*Exercise prompt*
Show all lines of the listing that hold the word "JSON".

*Input*
▬▬▬▬▬▬▬▬▬▬
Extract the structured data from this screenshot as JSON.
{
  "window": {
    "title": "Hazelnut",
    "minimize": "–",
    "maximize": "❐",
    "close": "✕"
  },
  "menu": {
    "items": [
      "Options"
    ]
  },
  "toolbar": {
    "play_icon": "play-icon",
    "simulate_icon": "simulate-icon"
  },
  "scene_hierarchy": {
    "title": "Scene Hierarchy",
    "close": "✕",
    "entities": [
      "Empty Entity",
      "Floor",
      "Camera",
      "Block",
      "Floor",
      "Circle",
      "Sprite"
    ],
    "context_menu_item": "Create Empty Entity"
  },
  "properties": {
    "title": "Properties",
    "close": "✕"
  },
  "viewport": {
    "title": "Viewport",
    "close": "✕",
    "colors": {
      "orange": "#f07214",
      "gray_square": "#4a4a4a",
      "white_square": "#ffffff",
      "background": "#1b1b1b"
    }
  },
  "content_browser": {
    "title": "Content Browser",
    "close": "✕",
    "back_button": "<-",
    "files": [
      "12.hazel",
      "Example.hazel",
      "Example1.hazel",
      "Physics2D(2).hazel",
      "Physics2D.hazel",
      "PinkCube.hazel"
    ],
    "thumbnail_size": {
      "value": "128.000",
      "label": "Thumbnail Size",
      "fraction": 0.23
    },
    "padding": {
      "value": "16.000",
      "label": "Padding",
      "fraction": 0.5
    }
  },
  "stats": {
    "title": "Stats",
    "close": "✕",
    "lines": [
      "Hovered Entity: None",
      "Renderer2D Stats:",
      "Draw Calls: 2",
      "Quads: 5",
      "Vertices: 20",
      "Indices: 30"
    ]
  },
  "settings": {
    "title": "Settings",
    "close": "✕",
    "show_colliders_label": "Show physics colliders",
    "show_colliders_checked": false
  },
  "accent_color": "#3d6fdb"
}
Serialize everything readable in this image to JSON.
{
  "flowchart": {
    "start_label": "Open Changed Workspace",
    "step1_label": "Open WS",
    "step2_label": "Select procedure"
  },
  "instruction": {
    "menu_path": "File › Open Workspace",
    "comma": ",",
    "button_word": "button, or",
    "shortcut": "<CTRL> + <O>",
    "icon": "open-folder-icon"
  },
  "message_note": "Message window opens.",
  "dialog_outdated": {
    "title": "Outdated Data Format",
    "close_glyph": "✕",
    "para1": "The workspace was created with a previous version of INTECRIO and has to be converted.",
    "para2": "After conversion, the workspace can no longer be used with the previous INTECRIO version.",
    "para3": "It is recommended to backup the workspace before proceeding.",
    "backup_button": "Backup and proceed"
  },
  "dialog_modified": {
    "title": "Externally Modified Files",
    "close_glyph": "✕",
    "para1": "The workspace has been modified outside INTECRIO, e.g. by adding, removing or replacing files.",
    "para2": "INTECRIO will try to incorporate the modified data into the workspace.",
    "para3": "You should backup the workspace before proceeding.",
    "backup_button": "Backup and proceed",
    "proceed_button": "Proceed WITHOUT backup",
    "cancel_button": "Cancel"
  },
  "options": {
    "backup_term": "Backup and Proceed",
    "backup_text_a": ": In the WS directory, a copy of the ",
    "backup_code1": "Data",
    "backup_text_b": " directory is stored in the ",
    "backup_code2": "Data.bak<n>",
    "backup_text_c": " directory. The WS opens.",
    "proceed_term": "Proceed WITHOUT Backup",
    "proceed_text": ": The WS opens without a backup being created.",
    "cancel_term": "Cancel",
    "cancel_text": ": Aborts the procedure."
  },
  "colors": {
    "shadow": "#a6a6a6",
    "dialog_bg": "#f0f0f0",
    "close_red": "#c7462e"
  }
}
▬▬▬▬▬▬▬▬▬▬
*Task solution*
Extract the structured data from this screenshot as JSON.
Serialize everything readable in this image to JSON.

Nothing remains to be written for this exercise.